PROBLEM REQUIREMENTS:
Repeat the full listing, word for word.

DATA PROVIDED:
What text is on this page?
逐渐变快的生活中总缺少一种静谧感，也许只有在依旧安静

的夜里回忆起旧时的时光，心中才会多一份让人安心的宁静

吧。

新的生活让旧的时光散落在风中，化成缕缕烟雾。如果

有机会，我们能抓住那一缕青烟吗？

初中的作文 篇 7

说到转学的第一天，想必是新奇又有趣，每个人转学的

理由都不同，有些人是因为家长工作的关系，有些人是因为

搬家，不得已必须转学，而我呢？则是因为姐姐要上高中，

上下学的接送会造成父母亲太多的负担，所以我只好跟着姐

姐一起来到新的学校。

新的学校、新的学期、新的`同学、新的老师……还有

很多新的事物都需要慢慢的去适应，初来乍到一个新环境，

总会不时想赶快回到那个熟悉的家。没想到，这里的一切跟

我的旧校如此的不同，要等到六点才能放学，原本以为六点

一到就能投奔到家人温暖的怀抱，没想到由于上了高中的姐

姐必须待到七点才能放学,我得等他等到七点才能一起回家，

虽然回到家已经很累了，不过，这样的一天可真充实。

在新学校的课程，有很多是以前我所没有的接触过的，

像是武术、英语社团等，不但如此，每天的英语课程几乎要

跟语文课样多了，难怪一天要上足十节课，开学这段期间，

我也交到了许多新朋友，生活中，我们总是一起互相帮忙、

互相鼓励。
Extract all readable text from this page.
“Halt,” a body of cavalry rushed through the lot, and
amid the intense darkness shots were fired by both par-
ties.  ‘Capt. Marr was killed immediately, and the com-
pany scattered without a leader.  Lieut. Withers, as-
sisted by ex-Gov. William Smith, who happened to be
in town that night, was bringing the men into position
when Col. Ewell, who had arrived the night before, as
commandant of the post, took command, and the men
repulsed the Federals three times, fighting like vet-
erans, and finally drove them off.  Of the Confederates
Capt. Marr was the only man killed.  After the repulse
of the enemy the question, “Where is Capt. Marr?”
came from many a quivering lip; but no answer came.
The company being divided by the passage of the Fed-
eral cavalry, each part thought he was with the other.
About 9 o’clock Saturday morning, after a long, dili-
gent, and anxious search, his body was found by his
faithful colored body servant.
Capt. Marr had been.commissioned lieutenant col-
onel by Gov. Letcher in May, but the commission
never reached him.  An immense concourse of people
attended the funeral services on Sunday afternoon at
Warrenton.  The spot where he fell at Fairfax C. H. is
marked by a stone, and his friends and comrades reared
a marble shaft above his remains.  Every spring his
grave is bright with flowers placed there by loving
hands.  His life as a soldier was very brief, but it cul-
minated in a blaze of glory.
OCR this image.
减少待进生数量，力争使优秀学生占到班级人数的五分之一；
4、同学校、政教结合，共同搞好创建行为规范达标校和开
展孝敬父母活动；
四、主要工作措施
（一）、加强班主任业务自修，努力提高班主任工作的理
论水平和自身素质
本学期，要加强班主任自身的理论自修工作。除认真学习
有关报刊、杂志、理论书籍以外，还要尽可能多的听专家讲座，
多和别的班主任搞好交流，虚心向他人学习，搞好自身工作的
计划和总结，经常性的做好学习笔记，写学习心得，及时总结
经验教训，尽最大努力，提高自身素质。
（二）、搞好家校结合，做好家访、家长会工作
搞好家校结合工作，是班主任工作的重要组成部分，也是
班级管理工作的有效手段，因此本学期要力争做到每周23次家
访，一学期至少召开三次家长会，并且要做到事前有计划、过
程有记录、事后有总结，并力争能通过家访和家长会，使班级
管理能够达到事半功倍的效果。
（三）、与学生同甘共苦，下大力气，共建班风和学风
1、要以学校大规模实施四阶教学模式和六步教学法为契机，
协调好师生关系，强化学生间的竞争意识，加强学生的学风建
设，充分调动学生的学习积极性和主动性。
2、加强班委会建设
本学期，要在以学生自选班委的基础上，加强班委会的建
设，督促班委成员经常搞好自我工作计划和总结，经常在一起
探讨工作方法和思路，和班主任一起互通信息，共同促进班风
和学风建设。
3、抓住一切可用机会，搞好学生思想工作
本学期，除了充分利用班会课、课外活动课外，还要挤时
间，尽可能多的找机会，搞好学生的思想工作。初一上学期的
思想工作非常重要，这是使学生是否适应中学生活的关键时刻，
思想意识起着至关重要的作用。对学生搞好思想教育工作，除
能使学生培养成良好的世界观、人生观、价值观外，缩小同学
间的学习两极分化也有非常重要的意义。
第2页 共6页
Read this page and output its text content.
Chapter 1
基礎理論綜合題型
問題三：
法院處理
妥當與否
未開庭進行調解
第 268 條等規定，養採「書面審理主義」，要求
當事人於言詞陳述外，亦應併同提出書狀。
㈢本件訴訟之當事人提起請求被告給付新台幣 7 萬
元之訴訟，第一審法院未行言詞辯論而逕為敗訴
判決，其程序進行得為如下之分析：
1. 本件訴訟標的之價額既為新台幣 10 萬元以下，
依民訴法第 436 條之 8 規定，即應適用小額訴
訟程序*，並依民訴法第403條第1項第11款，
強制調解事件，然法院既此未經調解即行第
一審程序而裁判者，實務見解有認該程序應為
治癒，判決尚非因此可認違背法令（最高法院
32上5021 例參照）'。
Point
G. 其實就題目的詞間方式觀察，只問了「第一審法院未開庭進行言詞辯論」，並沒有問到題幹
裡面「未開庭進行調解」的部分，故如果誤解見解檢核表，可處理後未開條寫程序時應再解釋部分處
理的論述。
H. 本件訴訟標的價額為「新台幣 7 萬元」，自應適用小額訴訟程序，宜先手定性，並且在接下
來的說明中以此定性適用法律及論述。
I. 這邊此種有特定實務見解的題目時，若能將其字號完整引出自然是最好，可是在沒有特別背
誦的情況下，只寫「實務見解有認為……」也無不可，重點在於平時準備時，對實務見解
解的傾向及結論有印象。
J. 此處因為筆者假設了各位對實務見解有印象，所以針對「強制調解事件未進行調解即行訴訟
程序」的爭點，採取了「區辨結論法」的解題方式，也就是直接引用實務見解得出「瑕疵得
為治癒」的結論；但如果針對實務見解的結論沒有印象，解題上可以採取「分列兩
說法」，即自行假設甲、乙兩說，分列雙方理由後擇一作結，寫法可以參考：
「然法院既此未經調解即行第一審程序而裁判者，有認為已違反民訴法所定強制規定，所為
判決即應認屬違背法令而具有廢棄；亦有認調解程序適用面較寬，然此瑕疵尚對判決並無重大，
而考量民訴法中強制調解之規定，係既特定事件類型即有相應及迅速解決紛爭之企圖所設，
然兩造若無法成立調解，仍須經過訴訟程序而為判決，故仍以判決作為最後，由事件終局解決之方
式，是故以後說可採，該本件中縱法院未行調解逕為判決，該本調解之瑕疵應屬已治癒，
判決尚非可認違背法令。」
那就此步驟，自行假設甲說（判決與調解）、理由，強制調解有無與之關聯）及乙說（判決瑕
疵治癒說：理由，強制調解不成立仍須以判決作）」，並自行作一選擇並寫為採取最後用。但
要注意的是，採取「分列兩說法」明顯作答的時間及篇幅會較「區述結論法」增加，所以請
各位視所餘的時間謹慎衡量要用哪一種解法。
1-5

RESULT FOR THIS TASK:
What text is on this page?
逐渐变快的生活中总缺少一种静谧感，也许只有在依旧安静

的夜里回忆起旧时的时光，心中才会多一份让人安心的宁静

吧。

新的生活让旧的时光散落在风中，化成缕缕烟雾。如果

有机会，我们能抓住那一缕青烟吗？

初中的作文 篇 7

说到转学的第一天，想必是新奇又有趣，每个人转学的

理由都不同，有些人是因为家长工作的关系，有些人是因为

搬家，不得已必须转学，而我呢？则是因为姐姐要上高中，

上下学的接送会造成父母亲太多的负担，所以我只好跟着姐

姐一起来到新的学校。

新的学校、新的学期、新的`同学、新的老师……还有

很多新的事物都需要慢慢的去适应，初来乍到一个新环境，

总会不时想赶快回到那个熟悉的家。没想到，这里的一切跟

我的旧校如此的不同，要等到六点才能放学，原本以为六点

一到就能投奔到家人温暖的怀抱，没想到由于上了高中的姐

姐必须待到七点才能放学,我得等他等到七点才能一起回家，

虽然回到家已经很累了，不过，这样的一天可真充实。

在新学校的课程，有很多是以前我所没有的接触过的，

像是武术、英语社团等，不但如此，每天的英语课程几乎要

跟语文课样多了，难怪一天要上足十节课，开学这段期间，

我也交到了许多新朋友，生活中，我们总是一起互相帮忙、

互相鼓励。
Extract all readable text from this page.
“Halt,” a body of cavalry rushed through the lot, and
amid the intense darkness shots were fired by both par-
ties.  ‘Capt. Marr was killed immediately, and the com-
pany scattered without a leader.  Lieut. Withers, as-
sisted by ex-Gov. William Smith, who happened to be
in town that night, was bringing the men into position
when Col. Ewell, who had arrived the night before, as
commandant of the post, took command, and the men
repulsed the Federals three times, fighting like vet-
erans, and finally drove them off.  Of the Confederates
Capt. Marr was the only man killed.  After the repulse
of the enemy the question, “Where is Capt. Marr?”
came from many a quivering lip; but no answer came.
The company being divided by the passage of the Fed-
eral cavalry, each part thought he was with the other.
About 9 o’clock Saturday morning, after a long, dili-
gent, and anxious search, his body was found by his
faithful colored body servant.
Capt. Marr had been.commissioned lieutenant col-
onel by Gov. Letcher in May, but the commission
never reached him.  An immense concourse of people
attended the funeral services on Sunday afternoon at
Warrenton.  The spot where he fell at Fairfax C. H. is
marked by a stone, and his friends and comrades reared
a marble shaft above his remains.  Every spring his
grave is bright with flowers placed there by loving
hands.  His life as a soldier was very brief, but it cul-
minated in a blaze of glory.
OCR this image.
减少待进生数量，力争使优秀学生占到班级人数的五分之一；
4、同学校、政教结合，共同搞好创建行为规范达标校和开
展孝敬父母活动；
四、主要工作措施
（一）、加强班主任业务自修，努力提高班主任工作的理
论水平和自身素质
本学期，要加强班主任自身的理论自修工作。除认真学习
有关报刊、杂志、理论书籍以外，还要尽可能多的听专家讲座，
多和别的班主任搞好交流，虚心向他人学习，搞好自身工作的
计划和总结，经常性的做好学习笔记，写学习心得，及时总结
经验教训，尽最大努力，提高自身素质。
（二）、搞好家校结合，做好家访、家长会工作
搞好家校结合工作，是班主任工作的重要组成部分，也是
班级管理工作的有效手段，因此本学期要力争做到每周23次家
访，一学期至少召开三次家长会，并且要做到事前有计划、过
程有记录、事后有总结，并力争能通过家访和家长会，使班级
管理能够达到事半功倍的效果。
（三）、与学生同甘共苦，下大力气，共建班风和学风
1、要以学校大规模实施四阶教学模式和六步教学法为契机，
协调好师生关系，强化学生间的竞争意识，加强学生的学风建
设，充分调动学生的学习积极性和主动性。
2、加强班委会建设
本学期，要在以学生自选班委的基础上，加强班委会的建
设，督促班委成员经常搞好自我工作计划和总结，经常在一起
探讨工作方法和思路，和班主任一起互通信息，共同促进班风
和学风建设。
3、抓住一切可用机会，搞好学生思想工作
本学期，除了充分利用班会课、课外活动课外，还要挤时
间，尽可能多的找机会，搞好学生的思想工作。初一上学期的
思想工作非常重要，这是使学生是否适应中学生活的关键时刻，
思想意识起着至关重要的作用。对学生搞好思想教育工作，除
能使学生培养成良好的世界观、人生观、价值观外，缩小同学
间的学习两极分化也有非常重要的意义。
第2页 共6页
Read this page and output its text content.
Chapter 1
基礎理論綜合題型
問題三：
法院處理
妥當與否
未開庭進行調解
第 268 條等規定，養採「書面審理主義」，要求
當事人於言詞陳述外，亦應併同提出書狀。
㈢本件訴訟之當事人提起請求被告給付新台幣 7 萬
元之訴訟，第一審法院未行言詞辯論而逕為敗訴
判決，其程序進行得為如下之分析：
1. 本件訴訟標的之價額既為新台幣 10 萬元以下，
依民訴法第 436 條之 8 規定，即應適用小額訴
訟程序*，並依民訴法第403條第1項第11款，
強制調解事件，然法院既此未經調解即行第
一審程序而裁判者，實務見解有認該程序應為
治癒，判決尚非因此可認違背法令（最高法院
32上5021 例參照）'。
Point
G. 其實就題目的詞間方式觀察，只問了「第一審法院未開庭進行言詞辯論」，並沒有問到題幹
裡面「未開庭進行調解」的部分，故如果誤解見解檢核表，可處理後未開條寫程序時應再解釋部分處
理的論述。
H. 本件訴訟標的價額為「新台幣 7 萬元」，自應適用小額訴訟程序，宜先手定性，並且在接下
來的說明中以此定性適用法律及論述。
I. 這邊此種有特定實務見解的題目時，若能將其字號完整引出自然是最好，可是在沒有特別背
誦的情況下，只寫「實務見解有認為……」也無不可，重點在於平時準備時，對實務見解
解的傾向及結論有印象。
J. 此處因為筆者假設了各位對實務見解有印象，所以針對「強制調解事件未進行調解即行訴訟
程序」的爭點，採取了「區辨結論法」的解題方式，也就是直接引用實務見解得出「瑕疵得
為治癒」的結論；但如果針對實務見解的結論沒有印象，解題上可以採取「分列兩
說法」，即自行假設甲、乙兩說，分列雙方理由後擇一作結，寫法可以參考：
「然法院既此未經調解即行第一審程序而裁判者，有認為已違反民訴法所定強制規定，所為
判決即應認屬違背法令而具有廢棄；亦有認調解程序適用面較寬，然此瑕疵尚對判決並無重大，
而考量民訴法中強制調解之規定，係既特定事件類型即有相應及迅速解決紛爭之企圖所設，
然兩造若無法成立調解，仍須經過訴訟程序而為判決，故仍以判決作為最後，由事件終局解決之方
式，是故以後說可採，該本件中縱法院未行調解逕為判決，該本調解之瑕疵應屬已治癒，
判決尚非可認違背法令。」
那就此步驟，自行假設甲說（判決與調解）、理由，強制調解有無與之關聯）及乙說（判決瑕
疵治癒說：理由，強制調解不成立仍須以判決作）」，並自行作一選擇並寫為採取最後用。但
要注意的是，採取「分列兩說法」明顯作答的時間及篇幅會較「區述結論法」增加，所以請
各位視所餘的時間謹慎衡量要用哪一種解法。
1-5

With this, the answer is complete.